EXERCISE BRIEF:
Copy the data that follows, character for character, minus the pictures.

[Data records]
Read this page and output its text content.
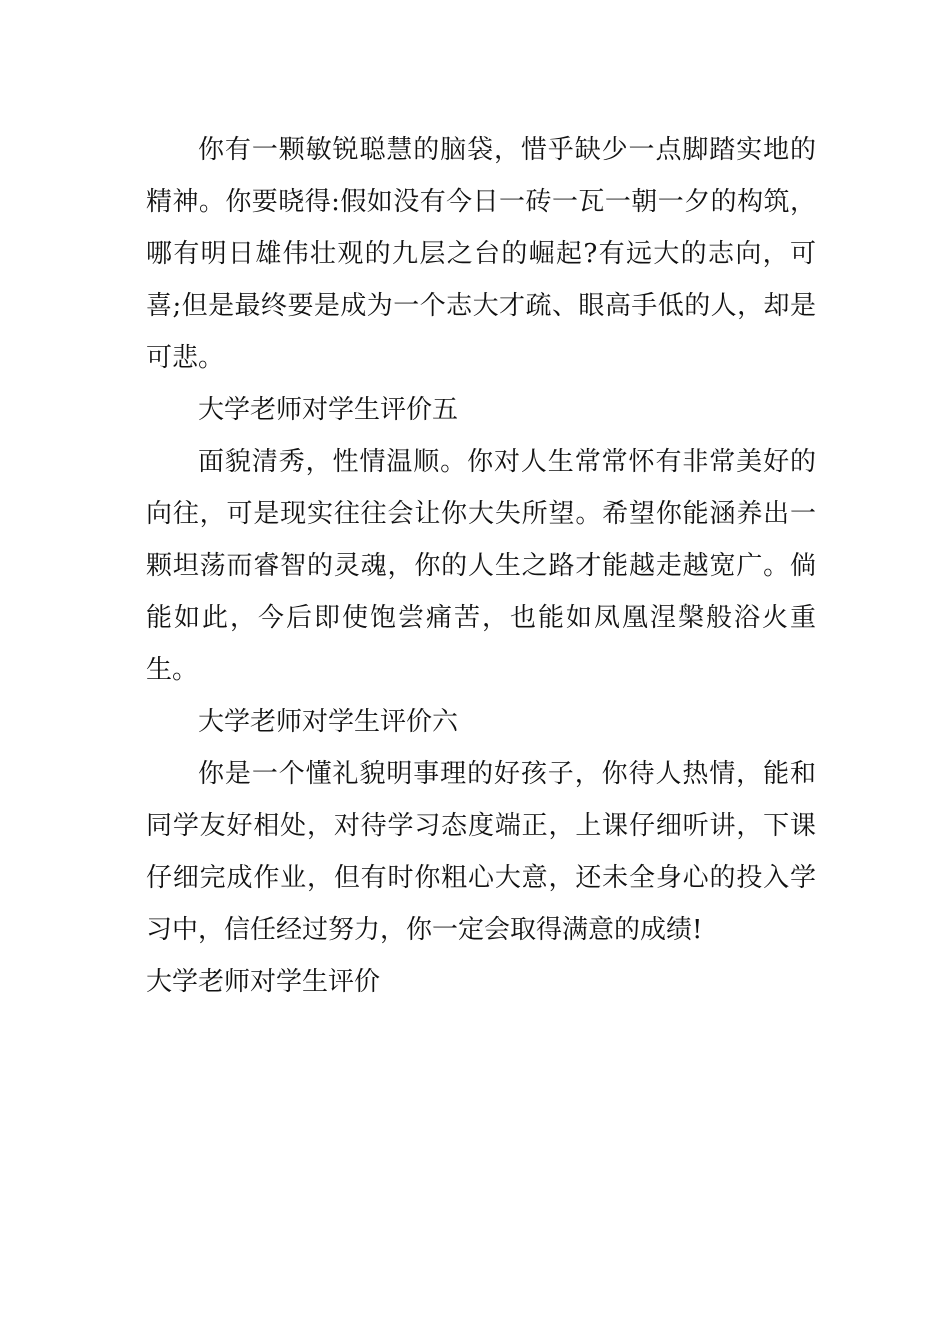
你有一颗敏锐聪慧的脑袋，惜乎缺少一点脚踏实地的精神。你要晓得:假如没有今日一砖一瓦一朝一夕的构筑，哪有明日雄伟壮观的九层之台的崛起?有远大的志向，可喜;但是最终要是成为一个志大才疏、眼高手低的人，却是可悲。

大学老师对学生评价五

面貌清秀，性情温顺。你对人生常常怀有非常美好的向往，可是现实往往会让你大失所望。希望你能涵养出一颗坦荡而睿智的灵魂，你的人生之路才能越走越宽广。倘能如此，今后即使饱尝痛苦，也能如凤凰涅槃般浴火重生。

大学老师对学生评价六

你是一个懂礼貌明事理的好孩子，你待人热情，能和同学友好相处，对待学习态度端正，上课仔细听讲，下课仔细完成作业，但有时你粗心大意，还未全身心的投入学习中，信任经过努力，你一定会取得满意的成绩!

大学老师对学生评价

THE REPLY:
Read this page and output its text content.
你有一颗敏锐聪慧的脑袋，惜乎缺少一点脚踏实地的精神。你要晓得:假如没有今日一砖一瓦一朝一夕的构筑，哪有明日雄伟壮观的九层之台的崛起?有远大的志向，可喜;但是最终要是成为一个志大才疏、眼高手低的人，却是可悲。

大学老师对学生评价五

面貌清秀，性情温顺。你对人生常常怀有非常美好的向往，可是现实往往会让你大失所望。希望你能涵养出一颗坦荡而睿智的灵魂，你的人生之路才能越走越宽广。倘能如此，今后即使饱尝痛苦，也能如凤凰涅槃般浴火重生。

大学老师对学生评价六

你是一个懂礼貌明事理的好孩子，你待人热情，能和同学友好相处，对待学习态度端正，上课仔细听讲，下课仔细完成作业，但有时你粗心大意，还未全身心的投入学习中，信任经过努力，你一定会取得满意的成绩!

大学老师对学生评价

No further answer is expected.